What you need to do →
A – In the Astu film summary below, who directed the film?
B – Write the next part of the Astu film summary below, starting after its final sentence.

Astu: So Be It (or simply Astu) is a 2015 Indian Marathi-language film directed by the duo Sumitra Bhave and Sunil Suktankar, starring Mohan Agashe, Iravati Harshe, Milind Soman, and Amruta Subhash. The film tells the story of Chakrapani Shastri, a Sanskrit scholar who suffers from Alzheimer's disease.

Plot
Dr. Chakrapani Shastri, fondly known as Appa, is a retired Sanskrit professor and a former director of the Oriental Research Institute in Pune. Shastri currently lives with Ram, a young student, as his caretaker, and has been diagnosed with advanced Alzheimer's disease. One day, as Ram has to appear for his exams, Shastri's elder daughter Ira brings Shastri to her house. While driving back home, Ira stops at a shop, requesting Shastri to stay in the car. Shastri sees a passing elephant on the road. He becomes fascinated and with some help, gets himself out of the car and starts following the elephant through the lanes of the city. When Ira comes back and finds her father gone, she and her husband, Madhav, begin searching for him and report him missing.

Dataset →

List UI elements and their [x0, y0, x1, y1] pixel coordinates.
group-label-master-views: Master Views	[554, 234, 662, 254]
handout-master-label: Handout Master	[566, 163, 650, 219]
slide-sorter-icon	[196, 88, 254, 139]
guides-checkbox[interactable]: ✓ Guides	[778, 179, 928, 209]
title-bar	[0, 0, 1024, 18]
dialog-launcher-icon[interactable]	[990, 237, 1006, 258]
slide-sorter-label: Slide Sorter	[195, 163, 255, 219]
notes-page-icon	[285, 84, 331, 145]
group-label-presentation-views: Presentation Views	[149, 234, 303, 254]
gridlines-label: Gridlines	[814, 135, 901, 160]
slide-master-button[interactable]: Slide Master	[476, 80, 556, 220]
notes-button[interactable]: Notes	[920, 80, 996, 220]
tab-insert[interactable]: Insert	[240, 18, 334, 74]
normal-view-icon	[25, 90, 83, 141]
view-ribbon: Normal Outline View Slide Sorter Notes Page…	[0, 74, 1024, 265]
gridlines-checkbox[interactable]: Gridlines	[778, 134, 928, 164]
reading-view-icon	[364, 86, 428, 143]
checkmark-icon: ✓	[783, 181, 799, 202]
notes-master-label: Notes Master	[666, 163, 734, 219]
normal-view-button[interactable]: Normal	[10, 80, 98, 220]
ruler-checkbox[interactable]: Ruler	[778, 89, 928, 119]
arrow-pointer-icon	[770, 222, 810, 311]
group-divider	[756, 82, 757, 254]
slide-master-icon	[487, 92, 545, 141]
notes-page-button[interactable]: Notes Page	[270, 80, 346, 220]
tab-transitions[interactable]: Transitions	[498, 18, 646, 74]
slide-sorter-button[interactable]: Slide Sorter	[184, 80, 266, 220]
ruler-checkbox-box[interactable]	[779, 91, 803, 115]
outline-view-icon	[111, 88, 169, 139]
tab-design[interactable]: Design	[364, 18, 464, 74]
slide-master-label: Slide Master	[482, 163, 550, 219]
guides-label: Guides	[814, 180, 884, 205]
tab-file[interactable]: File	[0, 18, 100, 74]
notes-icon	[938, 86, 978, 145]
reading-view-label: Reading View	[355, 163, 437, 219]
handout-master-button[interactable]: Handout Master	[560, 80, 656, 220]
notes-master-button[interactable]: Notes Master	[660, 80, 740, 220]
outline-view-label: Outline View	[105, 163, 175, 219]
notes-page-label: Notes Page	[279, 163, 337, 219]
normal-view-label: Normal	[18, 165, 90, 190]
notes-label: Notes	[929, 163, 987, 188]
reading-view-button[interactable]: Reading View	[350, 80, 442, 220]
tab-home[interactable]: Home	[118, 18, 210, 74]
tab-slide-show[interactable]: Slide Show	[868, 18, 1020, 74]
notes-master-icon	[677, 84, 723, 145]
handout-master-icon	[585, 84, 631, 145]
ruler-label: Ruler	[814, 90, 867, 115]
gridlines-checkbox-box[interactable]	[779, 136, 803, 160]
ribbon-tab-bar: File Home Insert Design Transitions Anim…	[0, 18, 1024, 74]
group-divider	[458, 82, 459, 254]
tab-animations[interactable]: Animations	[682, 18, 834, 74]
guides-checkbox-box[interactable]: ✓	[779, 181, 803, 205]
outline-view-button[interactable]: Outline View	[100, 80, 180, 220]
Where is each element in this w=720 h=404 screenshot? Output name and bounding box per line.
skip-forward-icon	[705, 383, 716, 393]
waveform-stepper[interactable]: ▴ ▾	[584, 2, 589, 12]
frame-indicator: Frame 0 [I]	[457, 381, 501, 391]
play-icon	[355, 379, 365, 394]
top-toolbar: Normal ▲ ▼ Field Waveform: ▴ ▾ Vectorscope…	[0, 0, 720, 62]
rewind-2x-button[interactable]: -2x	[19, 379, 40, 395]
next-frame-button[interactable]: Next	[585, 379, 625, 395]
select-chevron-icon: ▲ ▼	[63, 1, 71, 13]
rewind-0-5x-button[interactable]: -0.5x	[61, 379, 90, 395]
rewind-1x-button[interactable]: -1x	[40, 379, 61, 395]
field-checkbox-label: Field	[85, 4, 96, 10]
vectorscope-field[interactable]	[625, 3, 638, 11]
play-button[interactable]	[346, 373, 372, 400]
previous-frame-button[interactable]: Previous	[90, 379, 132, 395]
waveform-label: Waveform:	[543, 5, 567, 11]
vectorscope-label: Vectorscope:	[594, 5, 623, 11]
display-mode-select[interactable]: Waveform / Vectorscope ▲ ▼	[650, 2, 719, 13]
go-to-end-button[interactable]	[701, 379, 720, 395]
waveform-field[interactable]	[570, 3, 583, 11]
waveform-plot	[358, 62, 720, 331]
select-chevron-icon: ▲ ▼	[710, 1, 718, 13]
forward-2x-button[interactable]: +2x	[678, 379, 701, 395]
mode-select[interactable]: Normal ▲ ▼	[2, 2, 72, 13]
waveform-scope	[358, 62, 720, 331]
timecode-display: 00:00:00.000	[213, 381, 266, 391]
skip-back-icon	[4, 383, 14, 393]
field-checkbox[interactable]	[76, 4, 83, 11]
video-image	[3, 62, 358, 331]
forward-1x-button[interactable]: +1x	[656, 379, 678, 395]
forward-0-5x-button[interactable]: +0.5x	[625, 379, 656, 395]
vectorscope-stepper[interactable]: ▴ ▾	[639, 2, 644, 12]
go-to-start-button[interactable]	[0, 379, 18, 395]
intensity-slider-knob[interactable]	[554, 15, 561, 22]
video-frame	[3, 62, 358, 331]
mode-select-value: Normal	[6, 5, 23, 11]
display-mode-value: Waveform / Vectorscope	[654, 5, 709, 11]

Solved tasks →
A – Sumitra Bhave and Sunil Suktankar directed it.

B –
As Shastri keeps following Laxmi the elephant, her mahout, Anta, tries to get Shastri to go home. However, Shastri does not remember anything and reaches the mahout's house, where he meets the man's wife, Channamma. She takes care of Shastri along with her newborn. Ira informs her sister Devika of their father's disappearance, but the latter blames Ira and suggests an old-age home for their father. The police trace the elephant's whereabouts and find Shastri, but accuse the mahout of kidnapping the old man. Shastri refuses to go back to Ira, wanting to stay with Channamma. Finally, they manage to convince the senior scholar to return home.

Cast and characters
 Mohan Agashe as Dr. Chakrapani Shastri
 Iravati Harshe as Ira, Shastri's older daughter
 Amruta Subhash as Channamma
 Milind Soman as Madhav, Ira's husband
 Devika Daftardar as Rahi, Shastri's younger daughter
 Jyoti Subhash as Malti Kaku
 Nachiket Purnapatre as Anta, mahout

Production
Actor Mohan Agashe was approached with the idea of a short film that deals with Alzheimer's disease. Though he liked the project, he wasn't satisfied with the script and suggested improving it. He invited Sumitra Bhave to meet with the filmmaker, and she ended up turning it into a feature-length production. After shooting was completed, one of the co-producers backed out of post-production. Agashe contributed from his pension to complete the remaining work.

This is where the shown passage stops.